▼▼▼
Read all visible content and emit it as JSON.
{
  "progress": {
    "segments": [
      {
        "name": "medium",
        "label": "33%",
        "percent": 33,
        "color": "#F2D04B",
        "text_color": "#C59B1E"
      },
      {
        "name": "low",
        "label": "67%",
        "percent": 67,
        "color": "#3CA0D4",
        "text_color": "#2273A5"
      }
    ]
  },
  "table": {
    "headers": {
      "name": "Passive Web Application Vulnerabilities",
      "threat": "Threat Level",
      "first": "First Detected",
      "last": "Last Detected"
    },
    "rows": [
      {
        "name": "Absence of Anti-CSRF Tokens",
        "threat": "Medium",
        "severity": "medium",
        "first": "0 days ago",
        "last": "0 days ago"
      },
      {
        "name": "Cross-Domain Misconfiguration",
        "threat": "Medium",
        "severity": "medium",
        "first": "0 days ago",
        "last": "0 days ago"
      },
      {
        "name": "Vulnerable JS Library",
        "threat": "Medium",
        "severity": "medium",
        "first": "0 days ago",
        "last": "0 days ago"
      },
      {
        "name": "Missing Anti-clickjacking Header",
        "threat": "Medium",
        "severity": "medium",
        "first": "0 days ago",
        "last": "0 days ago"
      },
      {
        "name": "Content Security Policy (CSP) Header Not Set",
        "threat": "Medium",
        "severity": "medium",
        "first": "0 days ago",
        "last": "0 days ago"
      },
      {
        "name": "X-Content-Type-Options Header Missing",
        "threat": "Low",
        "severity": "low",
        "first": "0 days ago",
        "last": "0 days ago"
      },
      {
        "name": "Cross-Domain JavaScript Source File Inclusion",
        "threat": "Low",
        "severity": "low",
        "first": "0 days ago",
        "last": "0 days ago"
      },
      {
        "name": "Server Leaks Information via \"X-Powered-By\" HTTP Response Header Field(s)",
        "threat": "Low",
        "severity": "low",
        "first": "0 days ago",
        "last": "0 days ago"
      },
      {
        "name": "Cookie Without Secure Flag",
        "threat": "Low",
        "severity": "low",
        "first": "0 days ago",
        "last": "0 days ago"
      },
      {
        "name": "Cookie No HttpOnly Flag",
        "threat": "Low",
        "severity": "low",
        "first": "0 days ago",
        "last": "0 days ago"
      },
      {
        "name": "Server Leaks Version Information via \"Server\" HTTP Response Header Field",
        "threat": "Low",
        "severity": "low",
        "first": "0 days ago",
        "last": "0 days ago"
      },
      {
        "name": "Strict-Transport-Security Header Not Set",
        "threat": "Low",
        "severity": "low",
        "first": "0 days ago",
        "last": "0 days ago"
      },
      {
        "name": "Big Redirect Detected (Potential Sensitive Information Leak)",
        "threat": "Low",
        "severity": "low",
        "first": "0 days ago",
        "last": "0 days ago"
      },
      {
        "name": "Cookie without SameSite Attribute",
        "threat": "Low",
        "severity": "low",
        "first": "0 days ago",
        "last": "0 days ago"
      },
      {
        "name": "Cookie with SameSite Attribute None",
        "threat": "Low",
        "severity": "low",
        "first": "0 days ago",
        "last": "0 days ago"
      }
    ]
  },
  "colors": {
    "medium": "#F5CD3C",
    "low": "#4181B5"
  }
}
▲▲▲
Every record shown above must be echoed exactly.

Read all visible content and emit it as JSON.
{
  "progress": {
    "segments": [
      {
        "name": "medium",
        "label": "33%",
        "percent": 33,
        "color": "#F2D04B",
        "text_color": "#C59B1E"
      },
      {
        "name": "low",
        "label": "67%",
        "percent": 67,
        "color": "#3CA0D4",
        "text_color": "#2273A5"
      }
    ]
  },
  "table": {
    "headers": {
      "name": "Passive Web Application Vulnerabilities",
      "threat": "Threat Level",
      "first": "First Detected",
      "last": "Last Detected"
    },
    "rows": [
      {
        "name": "Absence of Anti-CSRF Tokens",
        "threat": "Medium",
        "severity": "medium",
        "first": "0 days ago",
        "last": "0 days ago"
      },
      {
        "name": "Cross-Domain Misconfiguration",
        "threat": "Medium",
        "severity": "medium",
        "first": "0 days ago",
        "last": "0 days ago"
      },
      {
        "name": "Vulnerable JS Library",
        "threat": "Medium",
        "severity": "medium",
        "first": "0 days ago",
        "last": "0 days ago"
      },
      {
        "name": "Missing Anti-clickjacking Header",
        "threat": "Medium",
        "severity": "medium",
        "first": "0 days ago",
        "last": "0 days ago"
      },
      {
        "name": "Content Security Policy (CSP) Header Not Set",
        "threat": "Medium",
        "severity": "medium",
        "first": "0 days ago",
        "last": "0 days ago"
      },
      {
        "name": "X-Content-Type-Options Header Missing",
        "threat": "Low",
        "severity": "low",
        "first": "0 days ago",
        "last": "0 days ago"
      },
      {
        "name": "Cross-Domain JavaScript Source File Inclusion",
        "threat": "Low",
        "severity": "low",
        "first": "0 days ago",
        "last": "0 days ago"
      },
      {
        "name": "Server Leaks Information via \"X-Powered-By\" HTTP Response Header Field(s)",
        "threat": "Low",
        "severity": "low",
        "first": "0 days ago",
        "last": "0 days ago"
      },
      {
        "name": "Cookie Without Secure Flag",
        "threat": "Low",
        "severity": "low",
        "first": "0 days ago",
        "last": "0 days ago"
      },
      {
        "name": "Cookie No HttpOnly Flag",
        "threat": "Low",
        "severity": "low",
        "first": "0 days ago",
        "last": "0 days ago"
      },
      {
        "name": "Server Leaks Version Information via \"Server\" HTTP Response Header Field",
        "threat": "Low",
        "severity": "low",
        "first": "0 days ago",
        "last": "0 days ago"
      },
      {
        "name": "Strict-Transport-Security Header Not Set",
        "threat": "Low",
        "severity": "low",
        "first": "0 days ago",
        "last": "0 days ago"
      },
      {
        "name": "Big Redirect Detected (Potential Sensitive Information Leak)",
        "threat": "Low",
        "severity": "low",
        "first": "0 days ago",
        "last": "0 days ago"
      },
      {
        "name": "Cookie without SameSite Attribute",
        "threat": "Low",
        "severity": "low",
        "first": "0 days ago",
        "last": "0 days ago"
      },
      {
        "name": "Cookie with SameSite Attribute None",
        "threat": "Low",
        "severity": "low",
        "first": "0 days ago",
        "last": "0 days ago"
      }
    ]
  },
  "colors": {
    "medium": "#F5CD3C",
    "low": "#4181B5"
  }
}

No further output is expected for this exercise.